● PASSAGE FOR REVIEW:
____

The transition from ferrous to ferric iron, the very process that created the ferric hydroxysulfate at Aram Chaos, is a prime energy-yielding reaction utilized by iron-oxidizing microbes on Earth (such as Acidithiobacillus ferrooxidans). If microbial life ever arose on Mars, it is highly probable that it would have retreated into the deep, warm, wet subsurface as the planet's atmosphere thinned and the surface froze.

Dr. Manuel Roda of Utrecht University, who modeled the collapse of Aram Chaos, highlighted the biological potential of these environments: “An exciting consequence is that rock-ice units are possibly still present in the subsurface. These never achieved the melting conditions, or melted only a lower thin layer... These lakes could provide a potentially favorable site for life, shielded from hazardous UV radiation at the surface”.

Furthermore, the minerals precipitated by these geothermal springs are excellent preserving agents. Hydrated silica and iron sulfates have an exceptional capacity to entomb and preserve organic molecules and microfossils. If extremophiles lived in the hot springs of Aram Chaos or Juventae Chasma, their biosignatures—lipid biomarkers, isotopic fractionations, or even mineralized cellular structures—might still be trapped within the crystalline lattice of the ferric hydroxysulfate and surrounding ILDs.

The Future of Martian Geochemical Exploration

The discovery of ferric hydroxysulfate is a testament to the symbiotic relationship between orbital observation, artificial intelligence, and terrestrial laboratory science. As we look toward the future of Mars exploration, these tools will become increasingly intertwined.

Currently, NASA's Perseverance rover is exploring Jezero Crater, a site chosen for its ancient deltaic deposits and rich concentrations of clays and carbonates. The same AI-driven mapping techniques developed by Mario Parente’s team to find ferric hydroxysulfate have already been deployed to map Jezero Crater with unprecedented clarity. By pinpointing the exact spatial distribution of hydrated silica and carbonates from orbit, the AI acts as a sophisticated scout, guiding the rover's SuperCam and SHERLOC instruments to the most scientifically valuable outcrops. Perseverance is actively drilling and caching these high-value rock samples, which are slated to be returned to Earth in the 2030s by the ambitious Mars Sample Return mission.

____

● DATA SHOWN:
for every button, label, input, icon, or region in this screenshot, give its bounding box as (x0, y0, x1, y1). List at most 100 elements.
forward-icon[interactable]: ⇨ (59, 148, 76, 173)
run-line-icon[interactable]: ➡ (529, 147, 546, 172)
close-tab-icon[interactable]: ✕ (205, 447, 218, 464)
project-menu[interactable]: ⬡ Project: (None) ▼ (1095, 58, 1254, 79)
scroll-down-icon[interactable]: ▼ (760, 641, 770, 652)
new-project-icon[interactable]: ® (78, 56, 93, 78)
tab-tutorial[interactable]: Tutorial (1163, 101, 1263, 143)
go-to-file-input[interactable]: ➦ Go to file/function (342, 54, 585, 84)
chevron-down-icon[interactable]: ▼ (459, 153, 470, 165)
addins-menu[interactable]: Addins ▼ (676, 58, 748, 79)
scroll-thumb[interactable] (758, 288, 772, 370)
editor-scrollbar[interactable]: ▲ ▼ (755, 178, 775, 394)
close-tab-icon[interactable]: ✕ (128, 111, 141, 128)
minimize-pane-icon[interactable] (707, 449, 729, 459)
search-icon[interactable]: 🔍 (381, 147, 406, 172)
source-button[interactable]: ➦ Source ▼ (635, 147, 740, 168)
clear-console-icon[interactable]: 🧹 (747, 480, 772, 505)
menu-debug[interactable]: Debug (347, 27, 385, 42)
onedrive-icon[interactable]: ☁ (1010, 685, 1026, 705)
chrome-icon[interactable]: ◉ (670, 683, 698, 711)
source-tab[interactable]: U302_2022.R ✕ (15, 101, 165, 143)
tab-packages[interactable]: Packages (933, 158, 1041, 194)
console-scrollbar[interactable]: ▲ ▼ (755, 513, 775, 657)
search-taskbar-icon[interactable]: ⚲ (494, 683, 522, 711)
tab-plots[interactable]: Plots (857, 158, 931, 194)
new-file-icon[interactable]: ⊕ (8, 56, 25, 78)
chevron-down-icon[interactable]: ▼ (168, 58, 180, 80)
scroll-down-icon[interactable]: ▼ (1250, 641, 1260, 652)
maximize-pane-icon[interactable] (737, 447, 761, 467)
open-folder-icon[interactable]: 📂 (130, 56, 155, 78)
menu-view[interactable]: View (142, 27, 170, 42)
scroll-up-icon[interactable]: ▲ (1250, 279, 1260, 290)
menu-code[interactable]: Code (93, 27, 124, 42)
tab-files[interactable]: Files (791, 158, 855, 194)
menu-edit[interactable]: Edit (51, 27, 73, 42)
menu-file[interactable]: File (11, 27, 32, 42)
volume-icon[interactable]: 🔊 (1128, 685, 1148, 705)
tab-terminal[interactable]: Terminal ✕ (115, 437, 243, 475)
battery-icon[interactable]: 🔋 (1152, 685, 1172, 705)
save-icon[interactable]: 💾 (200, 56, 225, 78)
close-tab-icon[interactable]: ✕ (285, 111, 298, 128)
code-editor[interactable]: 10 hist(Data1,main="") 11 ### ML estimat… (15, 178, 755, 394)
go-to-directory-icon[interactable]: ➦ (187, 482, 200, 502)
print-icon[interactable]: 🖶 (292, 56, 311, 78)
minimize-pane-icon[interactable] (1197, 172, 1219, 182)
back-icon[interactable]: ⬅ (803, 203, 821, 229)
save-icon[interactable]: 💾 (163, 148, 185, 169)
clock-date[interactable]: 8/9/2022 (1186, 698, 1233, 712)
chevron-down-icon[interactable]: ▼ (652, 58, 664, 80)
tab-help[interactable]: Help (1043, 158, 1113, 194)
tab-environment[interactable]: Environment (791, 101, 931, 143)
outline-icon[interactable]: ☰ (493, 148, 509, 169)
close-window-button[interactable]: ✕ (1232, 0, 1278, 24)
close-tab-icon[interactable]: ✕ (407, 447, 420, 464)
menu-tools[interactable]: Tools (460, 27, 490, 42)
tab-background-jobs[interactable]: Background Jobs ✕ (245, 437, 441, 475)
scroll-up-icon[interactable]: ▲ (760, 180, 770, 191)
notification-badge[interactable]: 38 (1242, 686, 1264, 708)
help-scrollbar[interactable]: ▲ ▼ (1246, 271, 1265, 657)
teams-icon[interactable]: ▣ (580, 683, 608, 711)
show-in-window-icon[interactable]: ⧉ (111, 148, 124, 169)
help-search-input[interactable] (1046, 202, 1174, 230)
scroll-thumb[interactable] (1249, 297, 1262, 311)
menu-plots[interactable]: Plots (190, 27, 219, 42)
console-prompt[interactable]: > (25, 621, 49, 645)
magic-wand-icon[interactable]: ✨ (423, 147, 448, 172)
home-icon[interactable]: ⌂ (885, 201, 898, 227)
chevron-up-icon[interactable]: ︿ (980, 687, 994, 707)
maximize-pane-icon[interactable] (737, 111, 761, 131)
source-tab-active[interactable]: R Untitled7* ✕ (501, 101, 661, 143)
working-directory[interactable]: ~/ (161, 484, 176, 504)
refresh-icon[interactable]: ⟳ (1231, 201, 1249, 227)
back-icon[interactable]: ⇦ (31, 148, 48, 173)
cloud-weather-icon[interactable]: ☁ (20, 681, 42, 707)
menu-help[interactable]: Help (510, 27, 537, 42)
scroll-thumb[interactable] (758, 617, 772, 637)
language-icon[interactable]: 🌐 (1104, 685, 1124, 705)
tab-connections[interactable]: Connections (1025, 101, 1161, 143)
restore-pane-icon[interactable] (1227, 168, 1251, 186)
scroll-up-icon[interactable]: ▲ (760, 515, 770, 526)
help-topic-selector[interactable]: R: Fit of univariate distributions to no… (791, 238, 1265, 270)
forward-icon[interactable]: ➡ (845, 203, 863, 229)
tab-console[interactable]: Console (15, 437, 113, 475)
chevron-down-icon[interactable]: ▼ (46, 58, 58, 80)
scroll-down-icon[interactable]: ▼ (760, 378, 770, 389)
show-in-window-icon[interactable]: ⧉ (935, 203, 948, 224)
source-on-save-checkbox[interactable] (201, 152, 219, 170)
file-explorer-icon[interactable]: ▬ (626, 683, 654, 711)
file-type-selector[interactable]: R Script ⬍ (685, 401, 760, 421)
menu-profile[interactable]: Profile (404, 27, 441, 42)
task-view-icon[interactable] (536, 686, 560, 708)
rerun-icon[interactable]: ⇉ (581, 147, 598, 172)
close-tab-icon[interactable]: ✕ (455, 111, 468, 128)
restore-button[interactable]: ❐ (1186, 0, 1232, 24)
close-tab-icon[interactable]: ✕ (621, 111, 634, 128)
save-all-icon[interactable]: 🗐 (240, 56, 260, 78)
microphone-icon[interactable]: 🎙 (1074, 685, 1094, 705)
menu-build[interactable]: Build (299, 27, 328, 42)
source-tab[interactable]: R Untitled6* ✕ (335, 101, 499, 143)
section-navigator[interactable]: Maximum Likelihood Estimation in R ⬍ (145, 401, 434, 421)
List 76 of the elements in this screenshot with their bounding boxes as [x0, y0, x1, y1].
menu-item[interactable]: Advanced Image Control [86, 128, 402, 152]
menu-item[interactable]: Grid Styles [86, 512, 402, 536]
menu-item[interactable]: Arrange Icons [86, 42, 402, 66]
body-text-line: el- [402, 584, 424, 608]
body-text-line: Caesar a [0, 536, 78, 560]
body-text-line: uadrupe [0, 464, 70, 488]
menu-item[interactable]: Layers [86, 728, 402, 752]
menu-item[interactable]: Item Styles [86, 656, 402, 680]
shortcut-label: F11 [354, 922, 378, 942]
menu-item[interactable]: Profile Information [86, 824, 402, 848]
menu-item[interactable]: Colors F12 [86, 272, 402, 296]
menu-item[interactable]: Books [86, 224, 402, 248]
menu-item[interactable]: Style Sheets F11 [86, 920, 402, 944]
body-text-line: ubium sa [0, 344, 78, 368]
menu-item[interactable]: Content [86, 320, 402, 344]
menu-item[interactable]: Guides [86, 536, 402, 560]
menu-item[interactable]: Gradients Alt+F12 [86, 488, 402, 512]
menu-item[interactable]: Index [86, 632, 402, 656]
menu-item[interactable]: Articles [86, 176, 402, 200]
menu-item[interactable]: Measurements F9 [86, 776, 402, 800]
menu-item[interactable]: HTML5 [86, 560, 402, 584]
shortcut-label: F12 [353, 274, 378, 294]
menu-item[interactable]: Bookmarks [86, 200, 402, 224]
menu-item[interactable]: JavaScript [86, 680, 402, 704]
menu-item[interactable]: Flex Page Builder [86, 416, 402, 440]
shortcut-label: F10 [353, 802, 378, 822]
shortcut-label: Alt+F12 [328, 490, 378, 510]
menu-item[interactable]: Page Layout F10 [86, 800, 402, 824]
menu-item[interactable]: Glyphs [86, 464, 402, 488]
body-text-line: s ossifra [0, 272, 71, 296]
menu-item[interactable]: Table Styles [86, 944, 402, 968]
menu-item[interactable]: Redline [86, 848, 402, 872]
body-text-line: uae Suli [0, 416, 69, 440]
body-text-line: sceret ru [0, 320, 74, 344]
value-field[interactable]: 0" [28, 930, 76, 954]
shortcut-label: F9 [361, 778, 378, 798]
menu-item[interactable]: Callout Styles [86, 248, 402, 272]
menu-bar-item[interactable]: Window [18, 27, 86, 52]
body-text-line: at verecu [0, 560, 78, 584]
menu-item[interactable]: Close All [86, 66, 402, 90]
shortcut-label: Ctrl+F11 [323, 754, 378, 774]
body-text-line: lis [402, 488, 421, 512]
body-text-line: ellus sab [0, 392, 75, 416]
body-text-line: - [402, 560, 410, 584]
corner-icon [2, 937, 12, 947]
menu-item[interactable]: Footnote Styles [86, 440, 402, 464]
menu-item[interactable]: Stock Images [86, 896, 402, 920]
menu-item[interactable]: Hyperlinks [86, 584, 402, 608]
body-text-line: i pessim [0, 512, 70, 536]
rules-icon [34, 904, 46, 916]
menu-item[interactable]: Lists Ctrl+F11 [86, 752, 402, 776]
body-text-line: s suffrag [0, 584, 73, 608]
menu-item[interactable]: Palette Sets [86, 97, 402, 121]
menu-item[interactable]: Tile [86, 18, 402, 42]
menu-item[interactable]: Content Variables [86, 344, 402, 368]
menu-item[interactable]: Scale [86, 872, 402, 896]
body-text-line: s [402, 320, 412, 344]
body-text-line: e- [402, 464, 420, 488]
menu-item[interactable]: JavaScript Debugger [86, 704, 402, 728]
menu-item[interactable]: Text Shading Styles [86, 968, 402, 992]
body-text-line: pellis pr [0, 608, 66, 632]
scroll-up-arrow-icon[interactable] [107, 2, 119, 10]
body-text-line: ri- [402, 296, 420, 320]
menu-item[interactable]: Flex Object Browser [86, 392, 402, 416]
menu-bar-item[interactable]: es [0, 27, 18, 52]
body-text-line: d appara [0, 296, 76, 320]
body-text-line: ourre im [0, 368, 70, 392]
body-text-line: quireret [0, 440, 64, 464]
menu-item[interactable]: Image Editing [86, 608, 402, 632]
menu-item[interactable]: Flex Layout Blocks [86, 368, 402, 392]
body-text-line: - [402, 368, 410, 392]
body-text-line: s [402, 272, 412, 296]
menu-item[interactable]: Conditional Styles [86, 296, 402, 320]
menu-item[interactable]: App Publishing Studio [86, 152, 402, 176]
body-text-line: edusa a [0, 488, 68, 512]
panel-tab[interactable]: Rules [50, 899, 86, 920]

____

● EXERCISE INSTRUCTIONS:
A) Please copy the Mars passage word for word, starting with "The Future of Martian" and going on through "become increasingly intertwined.".
B) Answer these questions from the Mars passage:
(i) At which university is Dr. Manuel Roda?
(ii) Which rover is exploring Jezero Crater?
(iii) In what decade are the rock samples slated to be returned to Earth?

● ANSWERS TO THE EXERCISE:
A)
The Future of Martian Geochemical Exploration

The discovery of ferric hydroxysulfate is a testament to the symbiotic relationship between orbital observation, artificial intelligence, and terrestrial laboratory science. As we look toward the future of Mars exploration, these tools will become increasingly intertwined.

B)
(i) Utrecht University
(ii) NASA's Perseverance rover
(iii) The 2030s